** begin DATA LINES **

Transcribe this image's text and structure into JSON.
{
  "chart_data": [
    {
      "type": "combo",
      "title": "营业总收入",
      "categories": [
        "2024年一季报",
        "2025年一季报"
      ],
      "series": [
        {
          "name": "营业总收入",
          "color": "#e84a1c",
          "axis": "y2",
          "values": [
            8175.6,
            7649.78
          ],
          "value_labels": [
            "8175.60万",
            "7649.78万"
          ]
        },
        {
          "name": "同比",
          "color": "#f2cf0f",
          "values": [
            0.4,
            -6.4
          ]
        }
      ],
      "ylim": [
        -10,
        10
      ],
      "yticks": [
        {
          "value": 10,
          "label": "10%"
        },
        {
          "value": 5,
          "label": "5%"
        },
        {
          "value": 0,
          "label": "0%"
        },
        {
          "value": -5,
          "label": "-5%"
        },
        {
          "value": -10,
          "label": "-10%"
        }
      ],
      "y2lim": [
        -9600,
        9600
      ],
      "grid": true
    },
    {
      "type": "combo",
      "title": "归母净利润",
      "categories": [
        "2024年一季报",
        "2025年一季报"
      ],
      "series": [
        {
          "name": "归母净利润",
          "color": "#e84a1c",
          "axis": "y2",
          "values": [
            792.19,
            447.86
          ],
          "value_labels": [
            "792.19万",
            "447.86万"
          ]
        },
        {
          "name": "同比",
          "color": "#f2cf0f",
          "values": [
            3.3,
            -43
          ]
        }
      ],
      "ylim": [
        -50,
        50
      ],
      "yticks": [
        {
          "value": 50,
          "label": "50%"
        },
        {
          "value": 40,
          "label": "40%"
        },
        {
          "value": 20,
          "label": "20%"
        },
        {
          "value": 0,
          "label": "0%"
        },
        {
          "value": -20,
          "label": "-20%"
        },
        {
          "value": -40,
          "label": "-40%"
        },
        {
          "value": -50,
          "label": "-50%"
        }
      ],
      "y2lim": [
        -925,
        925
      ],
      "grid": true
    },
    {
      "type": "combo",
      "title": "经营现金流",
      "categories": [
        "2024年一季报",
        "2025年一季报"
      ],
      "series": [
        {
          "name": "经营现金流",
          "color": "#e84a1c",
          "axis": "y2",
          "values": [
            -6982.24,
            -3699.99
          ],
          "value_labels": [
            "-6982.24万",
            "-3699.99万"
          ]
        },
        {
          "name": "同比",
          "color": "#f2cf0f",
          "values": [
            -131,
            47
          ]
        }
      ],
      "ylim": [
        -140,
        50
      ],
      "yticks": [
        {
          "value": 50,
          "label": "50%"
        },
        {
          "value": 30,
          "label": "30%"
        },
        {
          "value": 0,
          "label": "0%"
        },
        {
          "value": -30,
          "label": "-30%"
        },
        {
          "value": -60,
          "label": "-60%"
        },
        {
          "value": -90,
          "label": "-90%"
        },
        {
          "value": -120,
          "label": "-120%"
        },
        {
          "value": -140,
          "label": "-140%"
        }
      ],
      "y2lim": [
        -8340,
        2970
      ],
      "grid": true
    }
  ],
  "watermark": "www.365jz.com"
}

** end DATA LINES **

#### WHAT IS EXPECTED
Reproduce the material above without altering a single character.

#### EXERCISE RESULT
Transcribe this image's text and structure into JSON.
{
  "chart_data": [
    {
      "type": "combo",
      "title": "营业总收入",
      "categories": [
        "2024年一季报",
        "2025年一季报"
      ],
      "series": [
        {
          "name": "营业总收入",
          "color": "#e84a1c",
          "axis": "y2",
          "values": [
            8175.6,
            7649.78
          ],
          "value_labels": [
            "8175.60万",
            "7649.78万"
          ]
        },
        {
          "name": "同比",
          "color": "#f2cf0f",
          "values": [
            0.4,
            -6.4
          ]
        }
      ],
      "ylim": [
        -10,
        10
      ],
      "yticks": [
        {
          "value": 10,
          "label": "10%"
        },
        {
          "value": 5,
          "label": "5%"
        },
        {
          "value": 0,
          "label": "0%"
        },
        {
          "value": -5,
          "label": "-5%"
        },
        {
          "value": -10,
          "label": "-10%"
        }
      ],
      "y2lim": [
        -9600,
        9600
      ],
      "grid": true
    },
    {
      "type": "combo",
      "title": "归母净利润",
      "categories": [
        "2024年一季报",
        "2025年一季报"
      ],
      "series": [
        {
          "name": "归母净利润",
          "color": "#e84a1c",
          "axis": "y2",
          "values": [
            792.19,
            447.86
          ],
          "value_labels": [
            "792.19万",
            "447.86万"
          ]
        },
        {
          "name": "同比",
          "color": "#f2cf0f",
          "values": [
            3.3,
            -43
          ]
        }
      ],
      "ylim": [
        -50,
        50
      ],
      "yticks": [
        {
          "value": 50,
          "label": "50%"
        },
        {
          "value": 40,
          "label": "40%"
        },
        {
          "value": 20,
          "label": "20%"
        },
        {
          "value": 0,
          "label": "0%"
        },
        {
          "value": -20,
          "label": "-20%"
        },
        {
          "value": -40,
          "label": "-40%"
        },
        {
          "value": -50,
          "label": "-50%"
        }
      ],
      "y2lim": [
        -925,
        925
      ],
      "grid": true
    },
    {
      "type": "combo",
      "title": "经营现金流",
      "categories": [
        "2024年一季报",
        "2025年一季报"
      ],
      "series": [
        {
          "name": "经营现金流",
          "color": "#e84a1c",
          "axis": "y2",
          "values": [
            -6982.24,
            -3699.99
          ],
          "value_labels": [
            "-6982.24万",
            "-3699.99万"
          ]
        },
        {
          "name": "同比",
          "color": "#f2cf0f",
          "values": [
            -131,
            47
          ]
        }
      ],
      "ylim": [
        -140,
        50
      ],
      "yticks": [
        {
          "value": 50,
          "label": "50%"
        },
        {
          "value": 30,
          "label": "30%"
        },
        {
          "value": 0,
          "label": "0%"
        },
        {
          "value": -30,
          "label": "-30%"
        },
        {
          "value": -60,
          "label": "-60%"
        },
        {
          "value": -90,
          "label": "-90%"
        },
        {
          "value": -120,
          "label": "-120%"
        },
        {
          "value": -140,
          "label": "-140%"
        }
      ],
      "y2lim": [
        -8340,
        2970
      ],
      "grid": true
    }
  ],
  "watermark": "www.365jz.com"
}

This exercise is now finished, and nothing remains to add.